## Record excerpts
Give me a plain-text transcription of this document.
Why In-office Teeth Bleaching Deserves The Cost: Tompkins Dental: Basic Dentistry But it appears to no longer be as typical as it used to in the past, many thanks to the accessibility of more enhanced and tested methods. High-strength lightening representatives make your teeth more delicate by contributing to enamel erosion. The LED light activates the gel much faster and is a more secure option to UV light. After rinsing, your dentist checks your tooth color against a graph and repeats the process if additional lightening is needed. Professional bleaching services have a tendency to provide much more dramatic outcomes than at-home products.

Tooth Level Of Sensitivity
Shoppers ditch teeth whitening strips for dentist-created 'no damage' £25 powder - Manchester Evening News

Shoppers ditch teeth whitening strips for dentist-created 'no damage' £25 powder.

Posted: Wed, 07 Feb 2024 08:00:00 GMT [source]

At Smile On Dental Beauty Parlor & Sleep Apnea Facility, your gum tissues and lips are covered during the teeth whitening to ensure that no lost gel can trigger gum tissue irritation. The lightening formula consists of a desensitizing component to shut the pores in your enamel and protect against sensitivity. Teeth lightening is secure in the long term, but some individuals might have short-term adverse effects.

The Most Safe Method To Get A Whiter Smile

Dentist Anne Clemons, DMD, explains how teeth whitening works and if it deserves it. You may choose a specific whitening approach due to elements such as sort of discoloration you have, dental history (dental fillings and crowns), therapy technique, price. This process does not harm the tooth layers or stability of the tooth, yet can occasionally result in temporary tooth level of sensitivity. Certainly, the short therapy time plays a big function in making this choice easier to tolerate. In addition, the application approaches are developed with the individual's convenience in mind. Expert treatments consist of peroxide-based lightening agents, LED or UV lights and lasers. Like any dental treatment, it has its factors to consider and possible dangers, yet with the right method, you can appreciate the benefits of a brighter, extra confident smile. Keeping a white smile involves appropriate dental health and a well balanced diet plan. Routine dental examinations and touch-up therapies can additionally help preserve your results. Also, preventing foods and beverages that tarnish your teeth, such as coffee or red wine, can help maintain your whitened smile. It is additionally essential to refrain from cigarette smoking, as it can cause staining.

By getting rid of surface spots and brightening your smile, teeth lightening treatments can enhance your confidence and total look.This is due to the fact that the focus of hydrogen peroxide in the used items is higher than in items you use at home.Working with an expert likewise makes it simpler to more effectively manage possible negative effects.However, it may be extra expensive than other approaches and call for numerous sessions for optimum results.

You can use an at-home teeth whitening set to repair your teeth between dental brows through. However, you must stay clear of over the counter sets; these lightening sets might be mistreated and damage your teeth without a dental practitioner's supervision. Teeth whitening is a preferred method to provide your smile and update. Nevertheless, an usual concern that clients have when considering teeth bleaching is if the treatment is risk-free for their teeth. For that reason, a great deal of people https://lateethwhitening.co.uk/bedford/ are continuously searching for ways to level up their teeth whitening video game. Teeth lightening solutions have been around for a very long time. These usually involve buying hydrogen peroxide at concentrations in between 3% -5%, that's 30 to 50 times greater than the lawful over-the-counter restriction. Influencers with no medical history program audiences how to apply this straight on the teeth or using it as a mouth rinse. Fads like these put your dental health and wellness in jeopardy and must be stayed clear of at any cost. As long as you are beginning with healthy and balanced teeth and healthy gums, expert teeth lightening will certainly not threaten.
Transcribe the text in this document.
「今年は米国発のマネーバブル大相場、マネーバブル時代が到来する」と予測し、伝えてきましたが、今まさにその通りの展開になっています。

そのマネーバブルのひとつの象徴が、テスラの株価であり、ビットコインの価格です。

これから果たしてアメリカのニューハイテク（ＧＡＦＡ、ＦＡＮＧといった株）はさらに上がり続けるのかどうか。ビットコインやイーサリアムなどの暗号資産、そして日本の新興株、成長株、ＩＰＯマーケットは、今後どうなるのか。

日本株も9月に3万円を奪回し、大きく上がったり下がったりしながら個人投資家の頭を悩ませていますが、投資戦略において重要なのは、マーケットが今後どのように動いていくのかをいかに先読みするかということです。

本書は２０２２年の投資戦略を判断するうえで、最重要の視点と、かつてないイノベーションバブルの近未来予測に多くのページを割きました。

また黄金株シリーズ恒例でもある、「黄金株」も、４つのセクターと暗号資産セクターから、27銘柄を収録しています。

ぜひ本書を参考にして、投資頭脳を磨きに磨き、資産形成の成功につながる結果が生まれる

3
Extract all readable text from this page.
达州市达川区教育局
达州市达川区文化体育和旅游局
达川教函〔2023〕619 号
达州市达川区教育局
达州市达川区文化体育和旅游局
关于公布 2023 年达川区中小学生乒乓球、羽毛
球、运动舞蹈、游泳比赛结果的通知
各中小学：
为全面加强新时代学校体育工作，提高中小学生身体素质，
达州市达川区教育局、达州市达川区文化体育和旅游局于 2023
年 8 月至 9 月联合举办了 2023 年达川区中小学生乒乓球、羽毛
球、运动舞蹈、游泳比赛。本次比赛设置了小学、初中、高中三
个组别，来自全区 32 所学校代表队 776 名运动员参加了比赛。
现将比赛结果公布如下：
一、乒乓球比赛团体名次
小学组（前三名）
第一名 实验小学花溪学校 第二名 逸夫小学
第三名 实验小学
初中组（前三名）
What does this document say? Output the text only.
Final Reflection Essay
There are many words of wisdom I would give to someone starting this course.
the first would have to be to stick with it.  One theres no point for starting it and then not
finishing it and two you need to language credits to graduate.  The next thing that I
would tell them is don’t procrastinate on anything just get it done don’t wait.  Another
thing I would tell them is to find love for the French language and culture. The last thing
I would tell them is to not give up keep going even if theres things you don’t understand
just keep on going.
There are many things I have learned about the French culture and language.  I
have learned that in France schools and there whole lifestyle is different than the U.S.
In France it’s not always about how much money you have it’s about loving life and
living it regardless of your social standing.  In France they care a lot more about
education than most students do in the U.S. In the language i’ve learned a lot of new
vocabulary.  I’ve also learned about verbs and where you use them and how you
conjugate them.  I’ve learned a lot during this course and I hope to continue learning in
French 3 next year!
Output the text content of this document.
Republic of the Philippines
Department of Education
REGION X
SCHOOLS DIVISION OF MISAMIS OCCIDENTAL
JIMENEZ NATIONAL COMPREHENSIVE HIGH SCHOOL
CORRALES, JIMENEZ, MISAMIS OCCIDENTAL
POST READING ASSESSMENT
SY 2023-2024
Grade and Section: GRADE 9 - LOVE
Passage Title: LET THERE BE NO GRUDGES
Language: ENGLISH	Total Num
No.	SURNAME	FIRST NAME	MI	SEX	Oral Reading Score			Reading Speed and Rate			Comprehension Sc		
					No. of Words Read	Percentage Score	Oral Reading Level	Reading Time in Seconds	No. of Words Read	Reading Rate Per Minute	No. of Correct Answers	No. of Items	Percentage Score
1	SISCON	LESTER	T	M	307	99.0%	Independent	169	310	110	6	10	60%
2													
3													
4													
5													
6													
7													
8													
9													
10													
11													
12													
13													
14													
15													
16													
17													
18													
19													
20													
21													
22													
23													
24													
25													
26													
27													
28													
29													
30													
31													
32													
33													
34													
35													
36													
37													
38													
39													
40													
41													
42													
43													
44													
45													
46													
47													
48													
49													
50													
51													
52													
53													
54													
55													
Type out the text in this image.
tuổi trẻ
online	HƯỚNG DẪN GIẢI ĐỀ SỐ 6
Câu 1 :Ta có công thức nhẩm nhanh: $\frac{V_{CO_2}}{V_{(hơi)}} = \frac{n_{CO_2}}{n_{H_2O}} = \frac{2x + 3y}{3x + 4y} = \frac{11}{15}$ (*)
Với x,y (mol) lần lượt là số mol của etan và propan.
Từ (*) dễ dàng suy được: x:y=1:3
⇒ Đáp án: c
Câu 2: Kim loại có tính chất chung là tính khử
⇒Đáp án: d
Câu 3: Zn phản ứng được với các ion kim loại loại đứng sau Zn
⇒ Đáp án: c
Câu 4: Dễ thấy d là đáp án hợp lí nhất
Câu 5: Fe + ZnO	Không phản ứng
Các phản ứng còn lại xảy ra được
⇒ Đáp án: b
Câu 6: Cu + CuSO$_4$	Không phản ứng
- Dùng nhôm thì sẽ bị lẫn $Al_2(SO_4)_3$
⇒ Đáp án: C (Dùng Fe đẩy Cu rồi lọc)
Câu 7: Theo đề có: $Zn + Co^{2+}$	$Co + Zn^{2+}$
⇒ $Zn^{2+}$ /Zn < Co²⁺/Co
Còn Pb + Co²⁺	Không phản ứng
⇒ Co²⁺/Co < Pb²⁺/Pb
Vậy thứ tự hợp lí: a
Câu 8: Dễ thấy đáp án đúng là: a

## What to do
All lines holding the word "would" should be picked out and copied.

## Answer to this exercise
There are many words of wisdom I would give to someone starting this course.
the first would have to be to stick with it.  One theres no point for starting it and then not
would tell them is don’t procrastinate on anything just get it done don’t wait.  Another
thing I would tell them is to find love for the French language and culture. The last thing
I would tell them is to not give up keep going even if theres things you don’t understand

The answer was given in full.